§ What is needed: In the listing that follows, how many lines contain the string "Australian"? Provide only the number.

§ Data rows:
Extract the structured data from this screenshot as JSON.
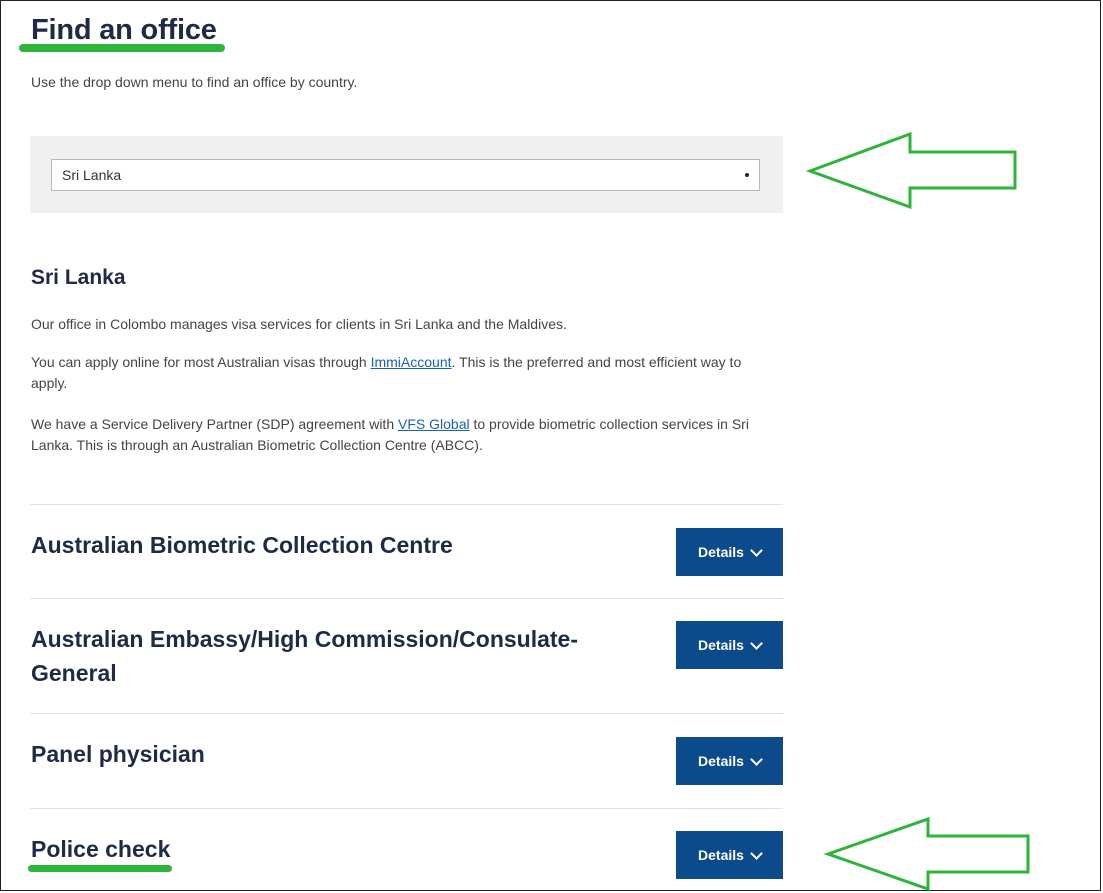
{
  "header": {
    "title": "Find an office",
    "intro": "Use the drop down menu to find an office by country."
  },
  "country_select": {
    "selected": "Sri Lanka"
  },
  "country": {
    "heading": "Sri Lanka",
    "p1": "Our office in Colombo manages visa services for clients in Sri Lanka and the Maldives.",
    "p2_before": "You can apply online for most Australian visas through ",
    "p2_link": "ImmiAccount",
    "p2_after": ". This is the preferred and most efficient way to apply.",
    "p3_before": "We have a Service Delivery Partner (SDP) agreement with ",
    "p3_link": "VFS Global",
    "p3_after": " to provide biometric collection services in Sri Lanka. This is through an Australian Biometric Collection Centre (ABCC)."
  },
  "sections": [
    {
      "title": "Australian Biometric Collection Centre",
      "button": "Details"
    },
    {
      "title": "Australian Embassy/High Commission/Consulate-General",
      "button": "Details"
    },
    {
      "title": "Panel physician",
      "button": "Details"
    },
    {
      "title": "Police check",
      "button": "Details"
    }
  ],
  "colors": {
    "annotation_green": "#2db43a",
    "button_blue": "#0b4a8b",
    "link_blue": "#1a5fb4",
    "heading_navy": "#1f2a44"
  }
}
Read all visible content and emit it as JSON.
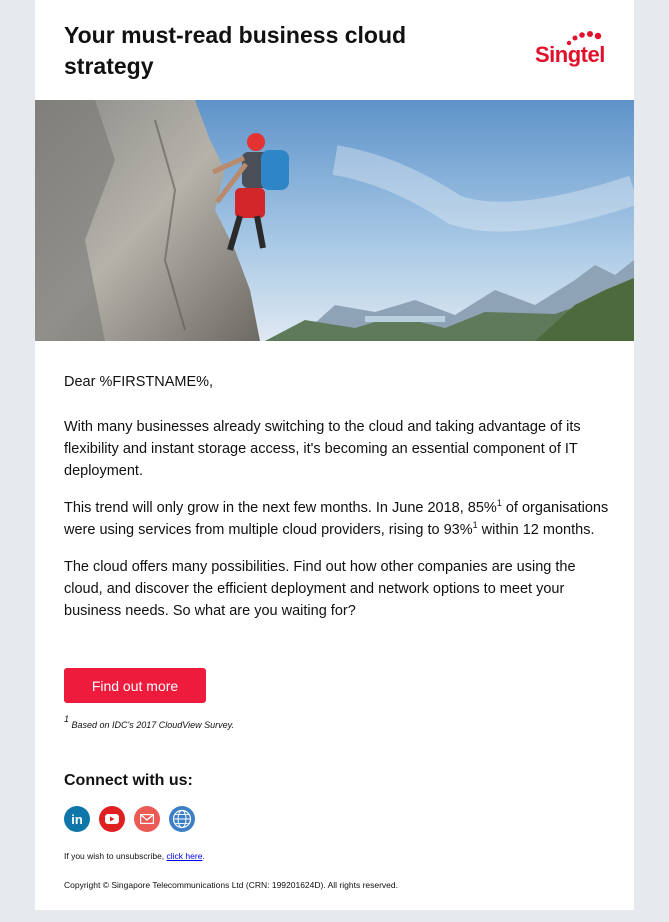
{
  "header": {
    "title": "Your must-read business cloud strategy",
    "logo_text": "Singtel"
  },
  "hero": {
    "alt": "rock-climber-on-cliff-with-mountain-view"
  },
  "body": {
    "greeting": "Dear %FIRSTNAME%,",
    "p1": "With many businesses already switching to the cloud and taking advantage of its flexibility and instant storage access, it's becoming an essential component of IT deployment.",
    "p2_a": "This trend will only grow in the next few months. In June 2018, 85%",
    "p2_sup1": "1",
    "p2_b": " of organisations were using services from multiple cloud providers, rising to 93%",
    "p2_sup2": "1",
    "p2_c": " within 12 months.",
    "p3": "The cloud offers many possibilities. Find out how other companies are using the cloud, and discover the efficient deployment and network options to meet your business needs. So what are you waiting for?"
  },
  "cta": {
    "label": "Find out more"
  },
  "footnote": {
    "sup": "1",
    "text": " Based on IDC's 2017 CloudView Survey."
  },
  "footer": {
    "connect_label": "Connect with us:",
    "socials": [
      {
        "icon": "linkedin-icon",
        "glyph": "in",
        "color": "#0e76a8"
      },
      {
        "icon": "youtube-icon",
        "color": "#e02020"
      },
      {
        "icon": "email-icon",
        "color": "#ec5a55"
      },
      {
        "icon": "globe-icon",
        "color": "#3d7fc4"
      }
    ],
    "unsubscribe_text": "If you wish to unsubscribe, ",
    "unsubscribe_link": "click here",
    "unsubscribe_end": ".",
    "copyright": "Copyright © Singapore Telecommunications Ltd (CRN: 199201624D). All rights reserved."
  },
  "colors": {
    "brand_red": "#e0112b",
    "button_red": "#ee1b3d",
    "page_bg": "#e6e9ed"
  }
}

§ Answer to the problem: 4